Echo the following entries line for line, omitting the pictures from your answer.
====== PROVIDED ENTRIES
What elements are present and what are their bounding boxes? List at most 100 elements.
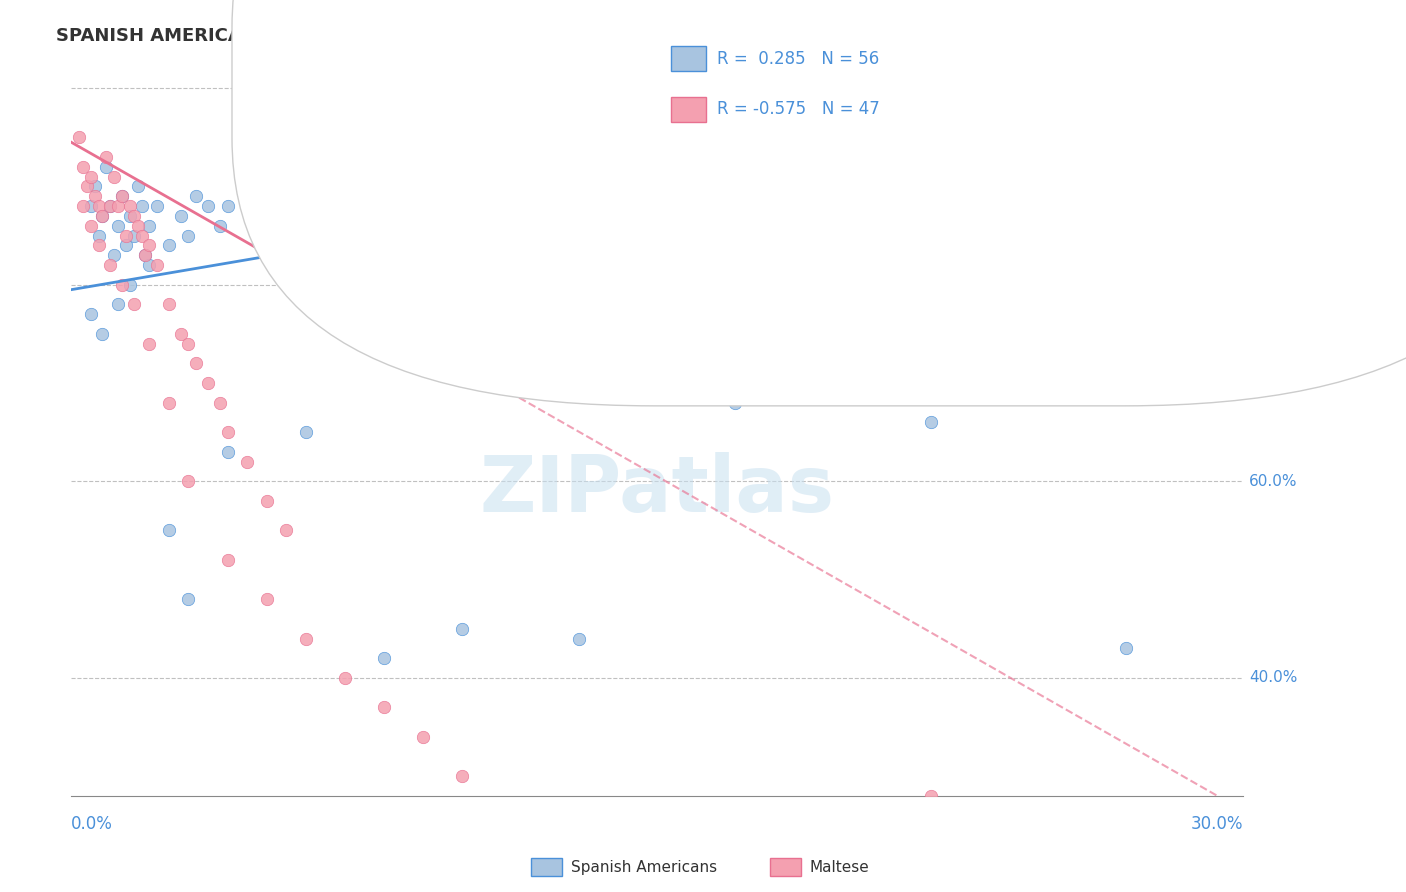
- Point: [274, 524, 297, 538]
- Point: [107, 199, 129, 213]
- Point: [208, 219, 231, 233]
- Point: [169, 326, 191, 341]
- Text: Source: ZipAtlas.com: Source: ZipAtlas.com: [1202, 27, 1350, 41]
- Point: [157, 238, 180, 252]
- Point: [186, 189, 208, 203]
- Point: [236, 455, 259, 469]
- Point: [685, 179, 707, 194]
- Point: [529, 209, 551, 223]
- Point: [841, 189, 863, 203]
- Point: [412, 730, 434, 744]
- Point: [127, 179, 149, 194]
- Point: [208, 395, 231, 409]
- Point: [111, 277, 134, 292]
- Point: [127, 219, 149, 233]
- Point: [177, 475, 200, 489]
- Point: [568, 632, 591, 646]
- Point: [146, 199, 169, 213]
- Point: [122, 209, 145, 223]
- Point: [373, 189, 395, 203]
- Point: [103, 169, 125, 184]
- Point: [197, 376, 219, 390]
- Text: Maltese: Maltese: [810, 860, 869, 874]
- Point: [115, 238, 138, 252]
- Point: [157, 297, 180, 311]
- Point: [91, 209, 114, 223]
- Point: [131, 228, 153, 243]
- Point: [256, 494, 278, 508]
- Point: [607, 199, 630, 213]
- Point: [274, 199, 297, 213]
- Text: ZIPatlas: ZIPatlas: [479, 452, 835, 528]
- Point: [72, 160, 94, 174]
- Point: [98, 258, 121, 272]
- Point: [256, 209, 278, 223]
- Point: [80, 219, 103, 233]
- Point: [67, 130, 90, 145]
- Point: [87, 228, 110, 243]
- Text: 60.0%: 60.0%: [1249, 474, 1298, 489]
- Text: 80.0%: 80.0%: [1249, 277, 1298, 293]
- Point: [80, 307, 103, 321]
- Point: [217, 445, 239, 459]
- Point: [80, 169, 103, 184]
- Text: 100.0%: 100.0%: [1249, 80, 1308, 95]
- Text: R =  0.285   N = 56: R = 0.285 N = 56: [717, 50, 879, 68]
- Point: [489, 228, 512, 243]
- Point: [177, 592, 200, 607]
- Point: [920, 789, 942, 803]
- Point: [87, 238, 110, 252]
- Point: [107, 297, 129, 311]
- Point: [177, 336, 200, 351]
- Point: [333, 209, 356, 223]
- Point: [118, 199, 141, 213]
- Point: [294, 632, 316, 646]
- Point: [76, 179, 98, 194]
- Point: [294, 425, 316, 440]
- Text: 40.0%: 40.0%: [1249, 671, 1298, 685]
- Point: [122, 228, 145, 243]
- Point: [118, 209, 141, 223]
- Point: [373, 700, 395, 714]
- Point: [169, 209, 191, 223]
- Point: [157, 524, 180, 538]
- Point: [314, 219, 336, 233]
- Point: [80, 199, 103, 213]
- Point: [1192, 111, 1215, 125]
- Point: [134, 248, 156, 262]
- Point: [146, 258, 169, 272]
- Point: [134, 248, 156, 262]
- Point: [111, 189, 134, 203]
- Point: [333, 671, 356, 685]
- Point: [1036, 111, 1059, 125]
- Point: [138, 258, 160, 272]
- Point: [1115, 641, 1137, 656]
- Point: [186, 356, 208, 370]
- Point: [98, 199, 121, 213]
- Point: [103, 248, 125, 262]
- Point: [83, 179, 105, 194]
- Point: [131, 199, 153, 213]
- Point: [118, 277, 141, 292]
- Text: R = -0.575   N = 47: R = -0.575 N = 47: [717, 100, 880, 118]
- Point: [236, 179, 259, 194]
- Point: [256, 592, 278, 607]
- Point: [72, 199, 94, 213]
- Point: [122, 297, 145, 311]
- Point: [451, 199, 474, 213]
- Text: SPANISH AMERICAN VS MALTESE IN LABOR FORCE | AGE 35-44 CORRELATION CHART: SPANISH AMERICAN VS MALTESE IN LABOR FOR…: [56, 27, 907, 45]
- Point: [87, 199, 110, 213]
- Point: [217, 425, 239, 440]
- Point: [98, 199, 121, 213]
- Point: [294, 189, 316, 203]
- Point: [91, 209, 114, 223]
- Text: 0.0%: 0.0%: [72, 815, 112, 833]
- Point: [157, 395, 180, 409]
- Point: [451, 769, 474, 783]
- Point: [724, 395, 747, 409]
- Point: [96, 150, 118, 164]
- Point: [197, 199, 219, 213]
- Point: [91, 326, 114, 341]
- Point: [138, 238, 160, 252]
- Point: [107, 219, 129, 233]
============
▶ **REPLY**:
What elements are present and what are their bounding boxes? List at most 100 elements.
- Point: [274, 524, 297, 538]
- Point: [107, 199, 129, 213]
- Point: [208, 219, 231, 233]
- Point: [169, 326, 191, 341]
- Text: Source: ZipAtlas.com: Source: ZipAtlas.com: [1202, 27, 1350, 41]
- Point: [157, 238, 180, 252]
- Point: [186, 189, 208, 203]
- Point: [236, 455, 259, 469]
- Point: [685, 179, 707, 194]
- Point: [529, 209, 551, 223]
- Point: [841, 189, 863, 203]
- Point: [412, 730, 434, 744]
- Point: [127, 179, 149, 194]
- Point: [208, 395, 231, 409]
- Point: [111, 277, 134, 292]
- Point: [127, 219, 149, 233]
- Point: [177, 475, 200, 489]
- Point: [568, 632, 591, 646]
- Point: [146, 199, 169, 213]
- Point: [122, 209, 145, 223]
- Point: [373, 189, 395, 203]
- Point: [103, 169, 125, 184]
- Point: [197, 376, 219, 390]
- Text: Maltese: Maltese: [810, 860, 869, 874]
- Point: [115, 238, 138, 252]
- Point: [157, 297, 180, 311]
- Point: [91, 209, 114, 223]
- Point: [131, 228, 153, 243]
- Point: [256, 494, 278, 508]
- Point: [607, 199, 630, 213]
- Point: [274, 199, 297, 213]
- Text: ZIPatlas: ZIPatlas: [479, 452, 835, 528]
- Point: [72, 160, 94, 174]
- Point: [98, 258, 121, 272]
- Point: [256, 209, 278, 223]
- Point: [80, 219, 103, 233]
- Point: [67, 130, 90, 145]
- Point: [87, 228, 110, 243]
- Text: 60.0%: 60.0%: [1249, 474, 1298, 489]
- Text: 80.0%: 80.0%: [1249, 277, 1298, 293]
- Point: [80, 307, 103, 321]
- Point: [217, 445, 239, 459]
- Point: [80, 169, 103, 184]
- Text: 100.0%: 100.0%: [1249, 80, 1308, 95]
- Text: R =  0.285   N = 56: R = 0.285 N = 56: [717, 50, 879, 68]
- Point: [489, 228, 512, 243]
- Point: [177, 592, 200, 607]
- Point: [920, 789, 942, 803]
- Point: [87, 238, 110, 252]
- Point: [107, 297, 129, 311]
- Point: [177, 336, 200, 351]
- Point: [333, 209, 356, 223]
- Point: [118, 199, 141, 213]
- Point: [294, 632, 316, 646]
- Point: [76, 179, 98, 194]
- Point: [294, 425, 316, 440]
- Text: 40.0%: 40.0%: [1249, 671, 1298, 685]
- Point: [122, 228, 145, 243]
- Point: [118, 209, 141, 223]
- Point: [373, 700, 395, 714]
- Point: [169, 209, 191, 223]
- Point: [157, 524, 180, 538]
- Point: [314, 219, 336, 233]
- Point: [80, 199, 103, 213]
- Point: [1192, 111, 1215, 125]
- Point: [134, 248, 156, 262]
- Point: [146, 258, 169, 272]
- Point: [134, 248, 156, 262]
- Point: [111, 189, 134, 203]
- Point: [333, 671, 356, 685]
- Point: [1036, 111, 1059, 125]
- Point: [138, 258, 160, 272]
- Point: [1115, 641, 1137, 656]
- Point: [186, 356, 208, 370]
- Point: [98, 199, 121, 213]
- Point: [103, 248, 125, 262]
- Point: [83, 179, 105, 194]
- Point: [131, 199, 153, 213]
- Point: [118, 277, 141, 292]
- Text: R = -0.575   N = 47: R = -0.575 N = 47: [717, 100, 880, 118]
- Point: [236, 179, 259, 194]
- Point: [256, 592, 278, 607]
- Point: [72, 199, 94, 213]
- Point: [122, 297, 145, 311]
- Point: [451, 199, 474, 213]
- Text: SPANISH AMERICAN VS MALTESE IN LABOR FORCE | AGE 35-44 CORRELATION CHART: SPANISH AMERICAN VS MALTESE IN LABOR FOR…: [56, 27, 907, 45]
- Point: [87, 199, 110, 213]
- Point: [217, 425, 239, 440]
- Point: [98, 199, 121, 213]
- Point: [294, 189, 316, 203]
- Point: [91, 209, 114, 223]
- Text: 0.0%: 0.0%: [72, 815, 112, 833]
- Point: [157, 395, 180, 409]
- Point: [451, 769, 474, 783]
- Point: [724, 395, 747, 409]
- Point: [96, 150, 118, 164]
- Point: [197, 199, 219, 213]
- Point: [91, 326, 114, 341]
- Point: [138, 238, 160, 252]
- Point: [107, 219, 129, 233]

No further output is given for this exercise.